[start]

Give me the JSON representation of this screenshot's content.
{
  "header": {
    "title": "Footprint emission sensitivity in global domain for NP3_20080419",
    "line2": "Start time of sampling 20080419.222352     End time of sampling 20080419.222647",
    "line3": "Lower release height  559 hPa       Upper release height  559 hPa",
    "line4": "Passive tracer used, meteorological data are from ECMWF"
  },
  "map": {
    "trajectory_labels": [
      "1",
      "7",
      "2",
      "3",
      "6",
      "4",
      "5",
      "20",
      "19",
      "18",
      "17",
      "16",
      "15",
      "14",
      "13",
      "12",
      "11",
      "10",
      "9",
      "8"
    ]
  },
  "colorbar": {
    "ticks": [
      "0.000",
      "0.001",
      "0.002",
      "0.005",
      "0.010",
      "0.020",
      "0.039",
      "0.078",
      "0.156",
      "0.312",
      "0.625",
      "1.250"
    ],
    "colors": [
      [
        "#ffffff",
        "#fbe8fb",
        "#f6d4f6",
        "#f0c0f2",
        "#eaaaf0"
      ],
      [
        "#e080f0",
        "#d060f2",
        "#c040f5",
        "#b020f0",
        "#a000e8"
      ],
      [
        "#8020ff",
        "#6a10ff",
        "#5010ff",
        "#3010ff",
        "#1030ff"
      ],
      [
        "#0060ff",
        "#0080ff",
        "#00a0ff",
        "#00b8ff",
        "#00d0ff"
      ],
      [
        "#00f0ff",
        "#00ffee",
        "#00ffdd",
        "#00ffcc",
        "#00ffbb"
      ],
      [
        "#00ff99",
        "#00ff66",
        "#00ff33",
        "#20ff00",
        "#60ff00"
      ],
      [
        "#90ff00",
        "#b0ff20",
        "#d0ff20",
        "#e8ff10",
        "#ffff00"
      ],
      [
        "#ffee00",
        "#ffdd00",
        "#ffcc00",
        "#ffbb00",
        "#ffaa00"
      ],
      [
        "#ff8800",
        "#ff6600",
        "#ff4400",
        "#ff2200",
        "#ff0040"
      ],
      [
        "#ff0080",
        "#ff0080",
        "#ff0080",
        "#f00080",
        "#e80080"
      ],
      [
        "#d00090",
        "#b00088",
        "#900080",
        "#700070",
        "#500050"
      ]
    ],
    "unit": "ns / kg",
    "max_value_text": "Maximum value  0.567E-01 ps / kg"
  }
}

[end]

WHAT YOU NEED TO DO:
Reproduce each line verbatim.

SOLUTION:
Give me the JSON representation of this screenshot's content.
{
  "header": {
    "title": "Footprint emission sensitivity in global domain for NP3_20080419",
    "line2": "Start time of sampling 20080419.222352     End time of sampling 20080419.222647",
    "line3": "Lower release height  559 hPa       Upper release height  559 hPa",
    "line4": "Passive tracer used, meteorological data are from ECMWF"
  },
  "map": {
    "trajectory_labels": [
      "1",
      "7",
      "2",
      "3",
      "6",
      "4",
      "5",
      "20",
      "19",
      "18",
      "17",
      "16",
      "15",
      "14",
      "13",
      "12",
      "11",
      "10",
      "9",
      "8"
    ]
  },
  "colorbar": {
    "ticks": [
      "0.000",
      "0.001",
      "0.002",
      "0.005",
      "0.010",
      "0.020",
      "0.039",
      "0.078",
      "0.156",
      "0.312",
      "0.625",
      "1.250"
    ],
    "colors": [
      [
        "#ffffff",
        "#fbe8fb",
        "#f6d4f6",
        "#f0c0f2",
        "#eaaaf0"
      ],
      [
        "#e080f0",
        "#d060f2",
        "#c040f5",
        "#b020f0",
        "#a000e8"
      ],
      [
        "#8020ff",
        "#6a10ff",
        "#5010ff",
        "#3010ff",
        "#1030ff"
      ],
      [
        "#0060ff",
        "#0080ff",
        "#00a0ff",
        "#00b8ff",
        "#00d0ff"
      ],
      [
        "#00f0ff",
        "#00ffee",
        "#00ffdd",
        "#00ffcc",
        "#00ffbb"
      ],
      [
        "#00ff99",
        "#00ff66",
        "#00ff33",
        "#20ff00",
        "#60ff00"
      ],
      [
        "#90ff00",
        "#b0ff20",
        "#d0ff20",
        "#e8ff10",
        "#ffff00"
      ],
      [
        "#ffee00",
        "#ffdd00",
        "#ffcc00",
        "#ffbb00",
        "#ffaa00"
      ],
      [
        "#ff8800",
        "#ff6600",
        "#ff4400",
        "#ff2200",
        "#ff0040"
      ],
      [
        "#ff0080",
        "#ff0080",
        "#ff0080",
        "#f00080",
        "#e80080"
      ],
      [
        "#d00090",
        "#b00088",
        "#900080",
        "#700070",
        "#500050"
      ]
    ],
    "unit": "ns / kg",
    "max_value_text": "Maximum value  0.567E-01 ps / kg"
  }
}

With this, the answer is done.